WHAT TO PRODUCE —
Write every record below out exactly; no images.

DATA FOR THIS TASK —
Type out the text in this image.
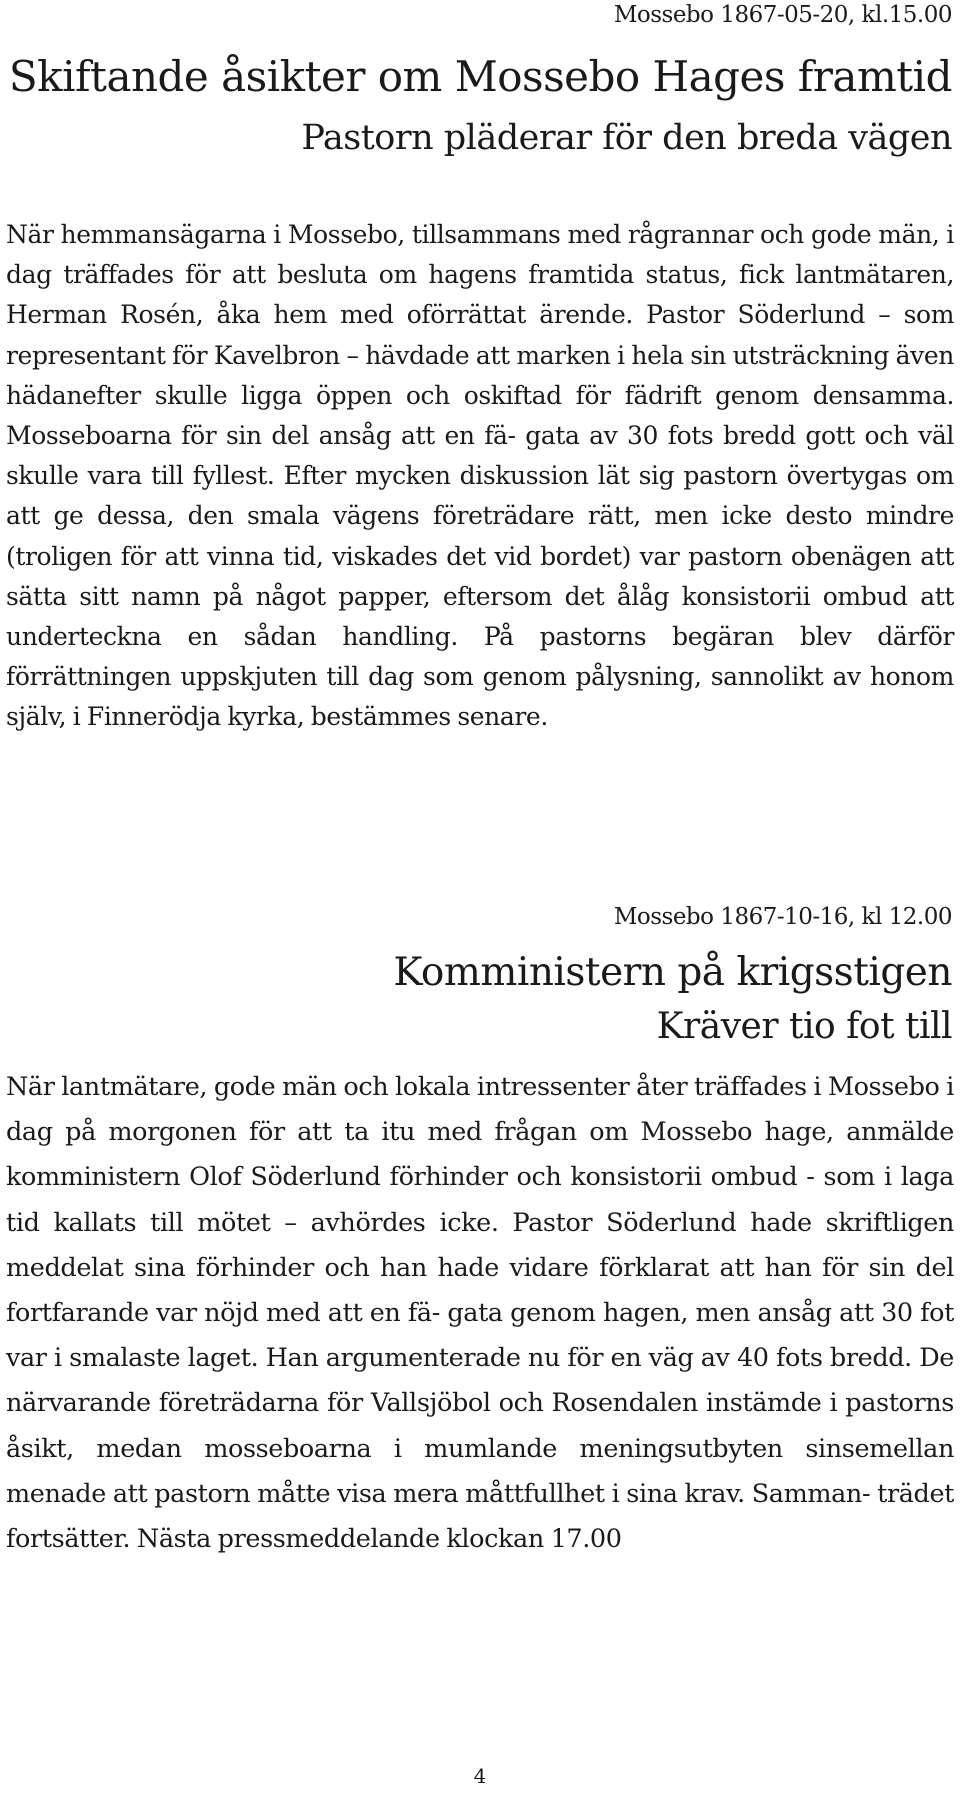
Mossebo 1867-05-20, kl.15.00
Skiftande åsikter om Mossebo Hages framtid
Pastorn pläderar för den breda vägen

När hemmansägarna i Mossebo, tillsammans med rågrannar och gode män, i dag träffades för att besluta om hagens framtida status, fick lantmätaren, Herman Rosén, åka hem med oförrättat ärende. Pastor Söderlund – som representant för Kavelbron – hävdade att marken i hela sin utsträckning även hädanefter skulle ligga öppen och oskiftad för fädrift genom densamma. Mosseboarna för sin del ansåg att en fä- gata av 30 fots bredd gott och väl skulle vara till fyllest. Efter mycken diskussion lät sig pastorn övertygas om att ge dessa, den smala vägens företrädare rätt, men icke desto mindre (troligen för att vinna tid, viskades det vid bordet) var pastorn obenägen att sätta sitt namn på något papper, eftersom det ålåg konsistorii ombud att underteckna en sådan handling. På pastorns begäran blev därför förrättningen uppskjuten till dag som genom pålysning, sannolikt av honom själv, i Finnerödja kyrka, bestämmes senare.

Mossebo 1867-10-16, kl 12.00
Komministern på krigsstigen
Kräver tio fot till

När lantmätare, gode män och lokala intressenter åter träffades i Mossebo i dag på morgonen för att ta itu med frågan om Mossebo hage, anmälde komministern Olof Söderlund förhinder och konsistorii ombud - som i laga tid kallats till mötet – avhördes icke. Pastor Söderlund hade skriftligen meddelat sina förhinder och han hade vidare förklarat att han för sin del fortfarande var nöjd med att en fä- gata genom hagen, men ansåg att 30 fot var i smalaste laget. Han argumenterade nu för en väg av 40 fots bredd. De närvarande företrädarna för Vallsjöbol och Rosendalen instämde i pastorns åsikt, medan mosseboarna i mumlande meningsutbyten sinsemellan menade att pastorn måtte visa mera måttfullhet i sina krav. Samman- trädet fortsätter. Nästa pressmeddelande klockan 17.00

4
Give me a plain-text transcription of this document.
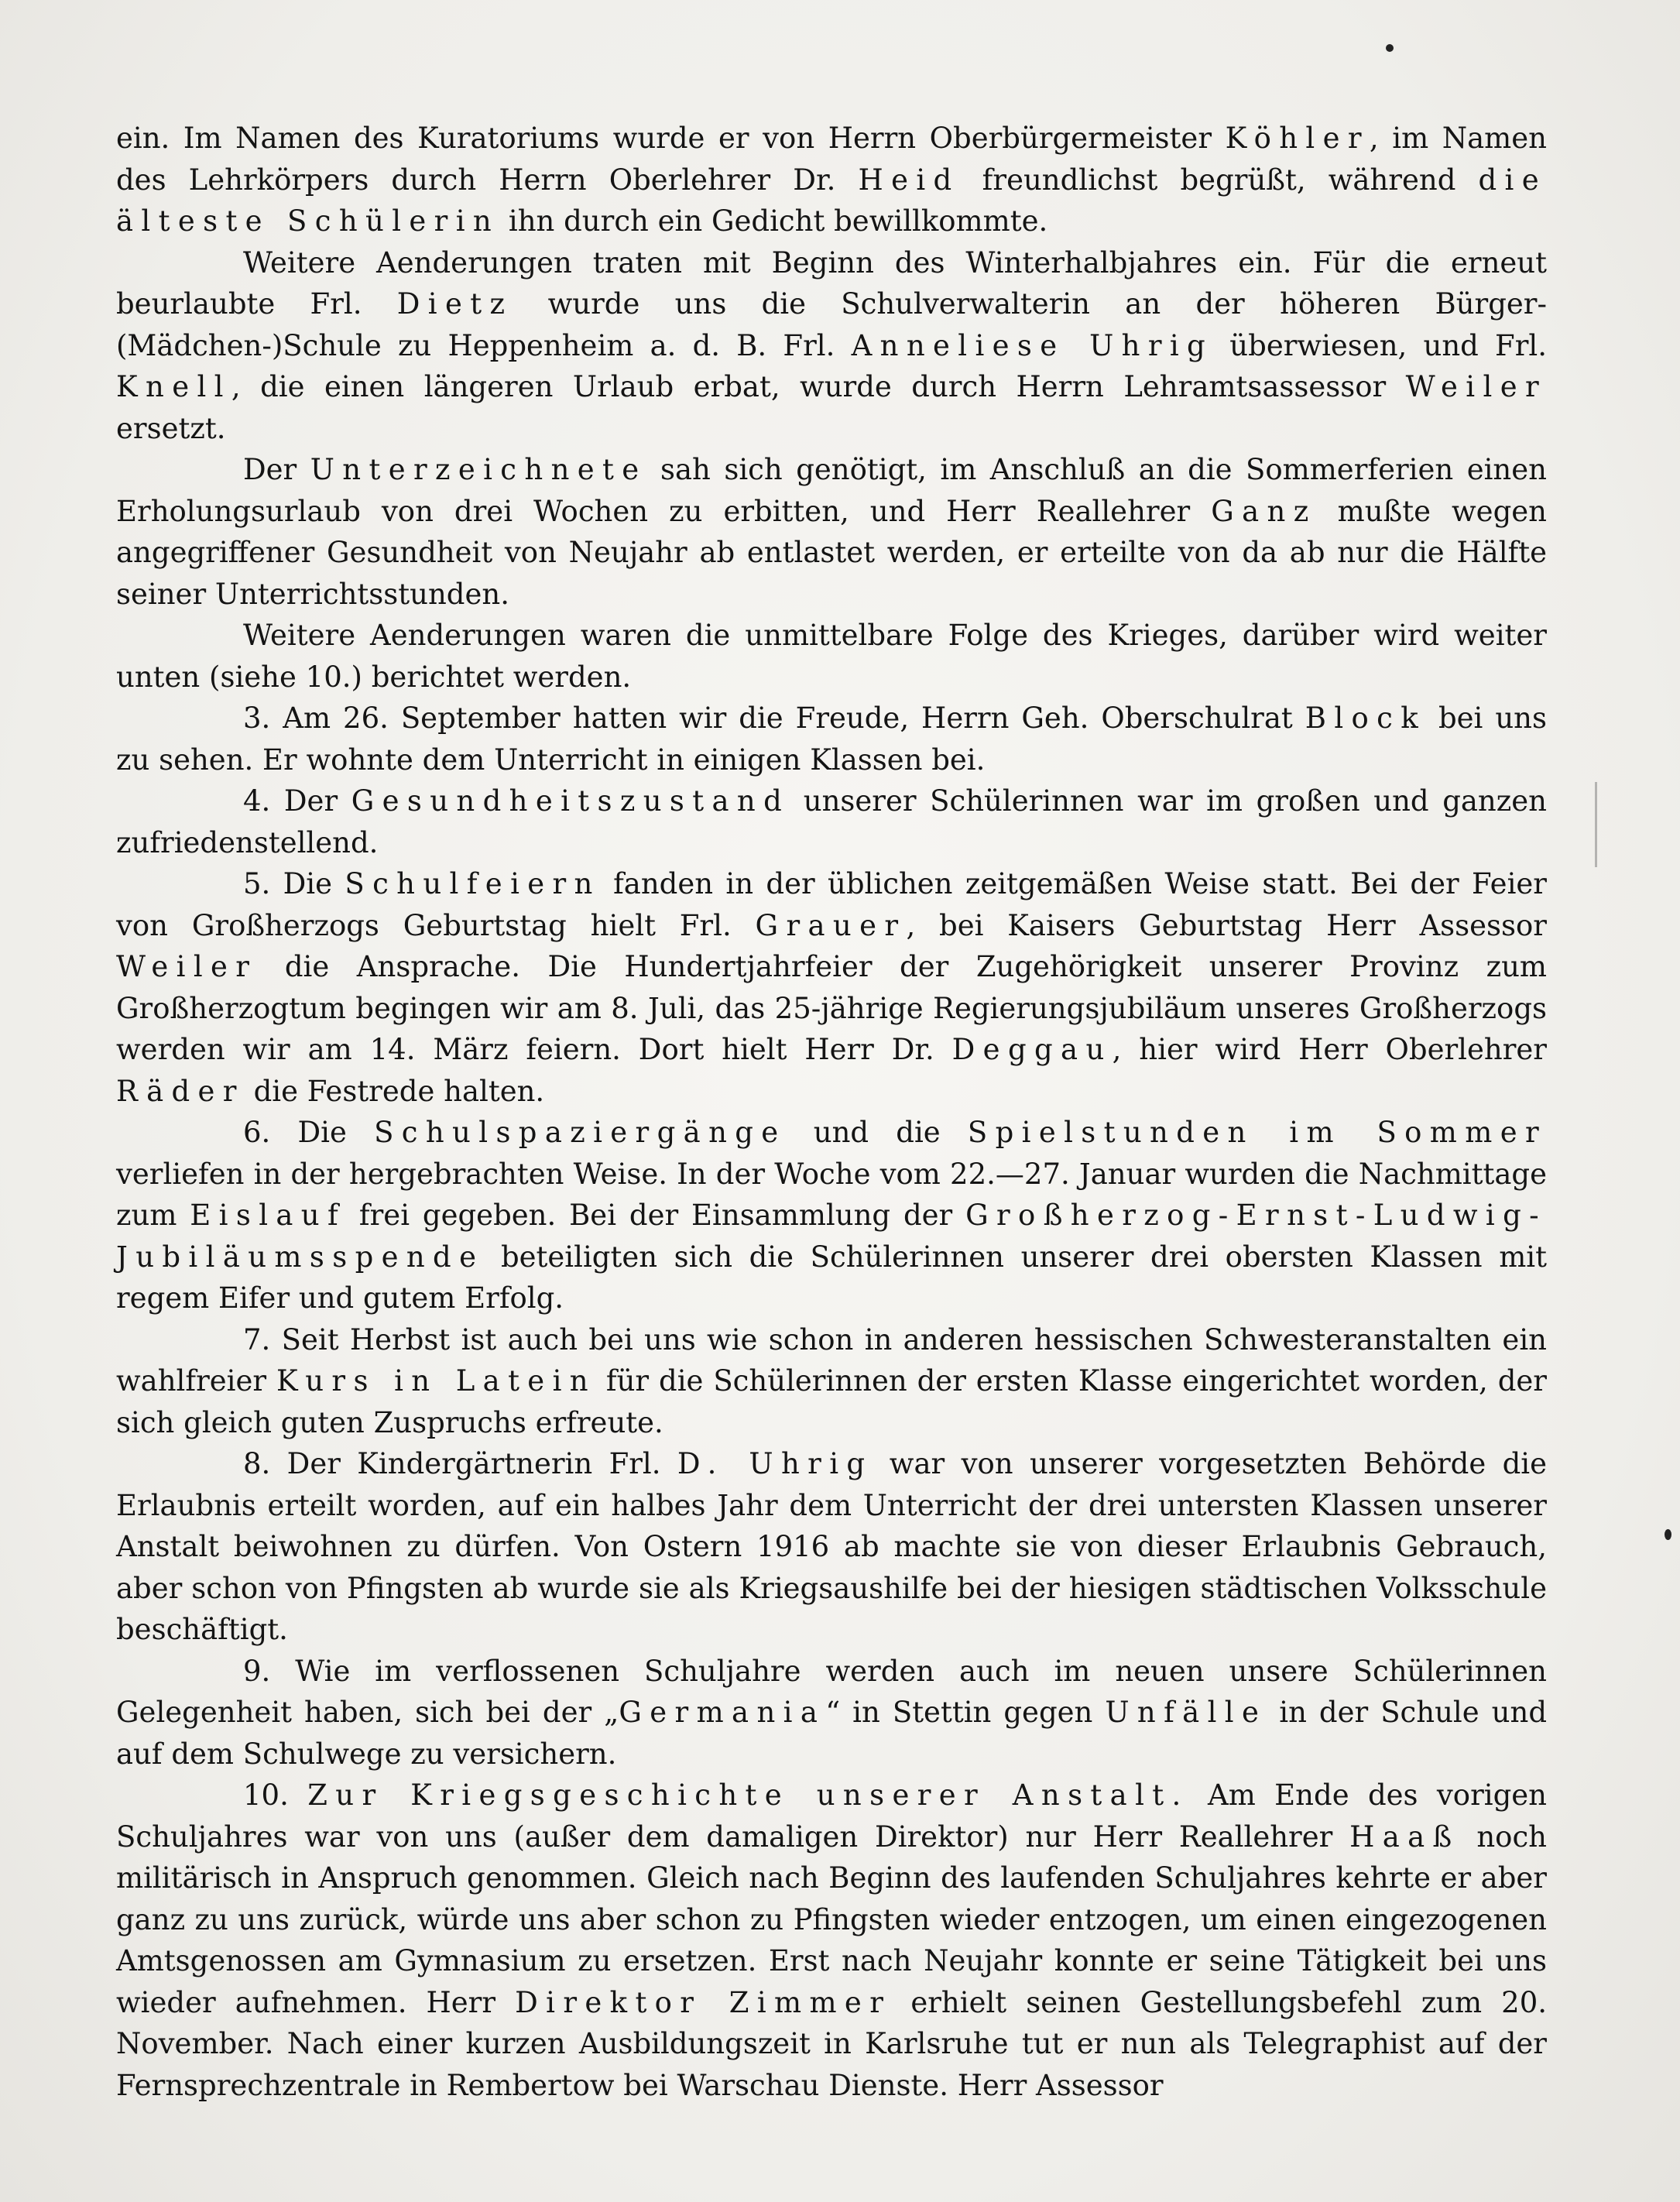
ein. Im Namen des Kuratoriums wurde er von Herrn Oberbürgermeister Köhler, im Namen des Lehrkörpers durch Herrn Oberlehrer Dr. Heid freundlichst begrüßt, während die älteste Schülerin ihn durch ein Gedicht bewillkommte.

Weitere Aenderungen traten mit Beginn des Winterhalbjahres ein. Für die erneut beurlaubte Frl. Dietz wurde uns die Schulverwalterin an der höheren Bürger-(Mädchen-)Schule zu Heppenheim a. d. B. Frl. Anneliese Uhrig überwiesen, und Frl. Knell, die einen längeren Urlaub erbat, wurde durch Herrn Lehramtsassessor Weiler ersetzt.

Der Unterzeichnete sah sich genötigt, im Anschluß an die Sommerferien einen Erholungsurlaub von drei Wochen zu erbitten, und Herr Reallehrer Ganz mußte wegen angegriffener Gesundheit von Neujahr ab entlastet werden, er erteilte von da ab nur die Hälfte seiner Unterrichtsstunden.

Weitere Aenderungen waren die unmittelbare Folge des Krieges, darüber wird weiter unten (siehe 10.) berichtet werden.

3. Am 26. September hatten wir die Freude, Herrn Geh. Oberschulrat Block bei uns zu sehen. Er wohnte dem Unterricht in einigen Klassen bei.

4. Der Gesundheitszustand unserer Schülerinnen war im großen und ganzen zufriedenstellend.

5. Die Schulfeiern fanden in der üblichen zeitgemäßen Weise statt. Bei der Feier von Großherzogs Geburtstag hielt Frl. Grauer, bei Kaisers Geburtstag Herr Assessor Weiler die Ansprache. Die Hundertjahrfeier der Zugehörigkeit unserer Provinz zum Großherzogtum begingen wir am 8. Juli, das 25-jährige Regierungsjubiläum unseres Großherzogs werden wir am 14. März feiern. Dort hielt Herr Dr. Deggau, hier wird Herr Oberlehrer Räder die Festrede halten.

6. Die Schulspaziergänge und die Spielstunden im Sommer verliefen in der hergebrachten Weise. In der Woche vom 22.—27. Januar wurden die Nachmittage zum Eislauf frei gegeben. Bei der Einsammlung der Großherzog-Ernst-Ludwig-Jubiläumsspende beteiligten sich die Schülerinnen unserer drei obersten Klassen mit regem Eifer und gutem Erfolg.

7. Seit Herbst ist auch bei uns wie schon in anderen hessischen Schwesteranstalten ein wahlfreier Kurs in Latein für die Schülerinnen der ersten Klasse eingerichtet worden, der sich gleich guten Zuspruchs erfreute.

8. Der Kindergärtnerin Frl. D. Uhrig war von unserer vorgesetzten Behörde die Erlaubnis erteilt worden, auf ein halbes Jahr dem Unterricht der drei untersten Klassen unserer Anstalt beiwohnen zu dürfen. Von Ostern 1916 ab machte sie von dieser Erlaubnis Gebrauch, aber schon von Pfingsten ab wurde sie als Kriegsaushilfe bei der hiesigen städtischen Volksschule beschäftigt.

9. Wie im verflossenen Schuljahre werden auch im neuen unsere Schülerinnen Gelegenheit haben, sich bei der „Germania“ in Stettin gegen Unfälle in der Schule und auf dem Schulwege zu versichern.

10. Zur Kriegsgeschichte unserer Anstalt. Am Ende des vorigen Schuljahres war von uns (außer dem damaligen Direktor) nur Herr Reallehrer Haaß noch militärisch in Anspruch genommen. Gleich nach Beginn des laufenden Schuljahres kehrte er aber ganz zu uns zurück, würde uns aber schon zu Pfingsten wieder entzogen, um einen eingezogenen Amtsgenossen am Gymnasium zu ersetzen. Erst nach Neujahr konnte er seine Tätigkeit bei uns wieder aufnehmen. Herr Direktor Zimmer erhielt seinen Gestellungsbefehl zum 20. November. Nach einer kurzen Ausbildungszeit in Karlsruhe tut er nun als Telegraphist auf der Fernsprechzentrale in Rembertow bei Warschau Dienste. Herr Assessor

EXERCISE RESULT —
Type out the text in this image.
Mossebo 1867-05-20, kl.15.00
Skiftande åsikter om Mossebo Hages framtid
Pastorn pläderar för den breda vägen

När hemmansägarna i Mossebo, tillsammans med rågrannar och gode män, i dag träffades för att besluta om hagens framtida status, fick lantmätaren, Herman Rosén, åka hem med oförrättat ärende. Pastor Söderlund – som representant för Kavelbron – hävdade att marken i hela sin utsträckning även hädanefter skulle ligga öppen och oskiftad för fädrift genom densamma. Mosseboarna för sin del ansåg att en fä- gata av 30 fots bredd gott och väl skulle vara till fyllest. Efter mycken diskussion lät sig pastorn övertygas om att ge dessa, den smala vägens företrädare rätt, men icke desto mindre (troligen för att vinna tid, viskades det vid bordet) var pastorn obenägen att sätta sitt namn på något papper, eftersom det ålåg konsistorii ombud att underteckna en sådan handling. På pastorns begäran blev därför förrättningen uppskjuten till dag som genom pålysning, sannolikt av honom själv, i Finnerödja kyrka, bestämmes senare.

Mossebo 1867-10-16, kl 12.00
Komministern på krigsstigen
Kräver tio fot till

När lantmätare, gode män och lokala intressenter åter träffades i Mossebo i dag på morgonen för att ta itu med frågan om Mossebo hage, anmälde komministern Olof Söderlund förhinder och konsistorii ombud - som i laga tid kallats till mötet – avhördes icke. Pastor Söderlund hade skriftligen meddelat sina förhinder och han hade vidare förklarat att han för sin del fortfarande var nöjd med att en fä- gata genom hagen, men ansåg att 30 fot var i smalaste laget. Han argumenterade nu för en väg av 40 fots bredd. De närvarande företrädarna för Vallsjöbol och Rosendalen instämde i pastorns åsikt, medan mosseboarna i mumlande meningsutbyten sinsemellan menade att pastorn måtte visa mera måttfullhet i sina krav. Samman- trädet fortsätter. Nästa pressmeddelande klockan 17.00

4
Give me a plain-text transcription of this document.
ein. Im Namen des Kuratoriums wurde er von Herrn Oberbürgermeister Köhler, im Namen des Lehrkörpers durch Herrn Oberlehrer Dr. Heid freundlichst begrüßt, während die älteste Schülerin ihn durch ein Gedicht bewillkommte.

Weitere Aenderungen traten mit Beginn des Winterhalbjahres ein. Für die erneut beurlaubte Frl. Dietz wurde uns die Schulverwalterin an der höheren Bürger-(Mädchen-)Schule zu Heppenheim a. d. B. Frl. Anneliese Uhrig überwiesen, und Frl. Knell, die einen längeren Urlaub erbat, wurde durch Herrn Lehramtsassessor Weiler ersetzt.

Der Unterzeichnete sah sich genötigt, im Anschluß an die Sommerferien einen Erholungsurlaub von drei Wochen zu erbitten, und Herr Reallehrer Ganz mußte wegen angegriffener Gesundheit von Neujahr ab entlastet werden, er erteilte von da ab nur die Hälfte seiner Unterrichtsstunden.

Weitere Aenderungen waren die unmittelbare Folge des Krieges, darüber wird weiter unten (siehe 10.) berichtet werden.

3. Am 26. September hatten wir die Freude, Herrn Geh. Oberschulrat Block bei uns zu sehen. Er wohnte dem Unterricht in einigen Klassen bei.

4. Der Gesundheitszustand unserer Schülerinnen war im großen und ganzen zufriedenstellend.

5. Die Schulfeiern fanden in der üblichen zeitgemäßen Weise statt. Bei der Feier von Großherzogs Geburtstag hielt Frl. Grauer, bei Kaisers Geburtstag Herr Assessor Weiler die Ansprache. Die Hundertjahrfeier der Zugehörigkeit unserer Provinz zum Großherzogtum begingen wir am 8. Juli, das 25-jährige Regierungsjubiläum unseres Großherzogs werden wir am 14. März feiern. Dort hielt Herr Dr. Deggau, hier wird Herr Oberlehrer Räder die Festrede halten.

6. Die Schulspaziergänge und die Spielstunden im Sommer verliefen in der hergebrachten Weise. In der Woche vom 22.—27. Januar wurden die Nachmittage zum Eislauf frei gegeben. Bei der Einsammlung der Großherzog-Ernst-Ludwig-Jubiläumsspende beteiligten sich die Schülerinnen unserer drei obersten Klassen mit regem Eifer und gutem Erfolg.

7. Seit Herbst ist auch bei uns wie schon in anderen hessischen Schwesteranstalten ein wahlfreier Kurs in Latein für die Schülerinnen der ersten Klasse eingerichtet worden, der sich gleich guten Zuspruchs erfreute.

8. Der Kindergärtnerin Frl. D. Uhrig war von unserer vorgesetzten Behörde die Erlaubnis erteilt worden, auf ein halbes Jahr dem Unterricht der drei untersten Klassen unserer Anstalt beiwohnen zu dürfen. Von Ostern 1916 ab machte sie von dieser Erlaubnis Gebrauch, aber schon von Pfingsten ab wurde sie als Kriegsaushilfe bei der hiesigen städtischen Volksschule beschäftigt.

9. Wie im verflossenen Schuljahre werden auch im neuen unsere Schülerinnen Gelegenheit haben, sich bei der „Germania“ in Stettin gegen Unfälle in der Schule und auf dem Schulwege zu versichern.

10. Zur Kriegsgeschichte unserer Anstalt. Am Ende des vorigen Schuljahres war von uns (außer dem damaligen Direktor) nur Herr Reallehrer Haaß noch militärisch in Anspruch genommen. Gleich nach Beginn des laufenden Schuljahres kehrte er aber ganz zu uns zurück, würde uns aber schon zu Pfingsten wieder entzogen, um einen eingezogenen Amtsgenossen am Gymnasium zu ersetzen. Erst nach Neujahr konnte er seine Tätigkeit bei uns wieder aufnehmen. Herr Direktor Zimmer erhielt seinen Gestellungsbefehl zum 20. November. Nach einer kurzen Ausbildungszeit in Karlsruhe tut er nun als Telegraphist auf der Fernsprechzentrale in Rembertow bei Warschau Dienste. Herr Assessor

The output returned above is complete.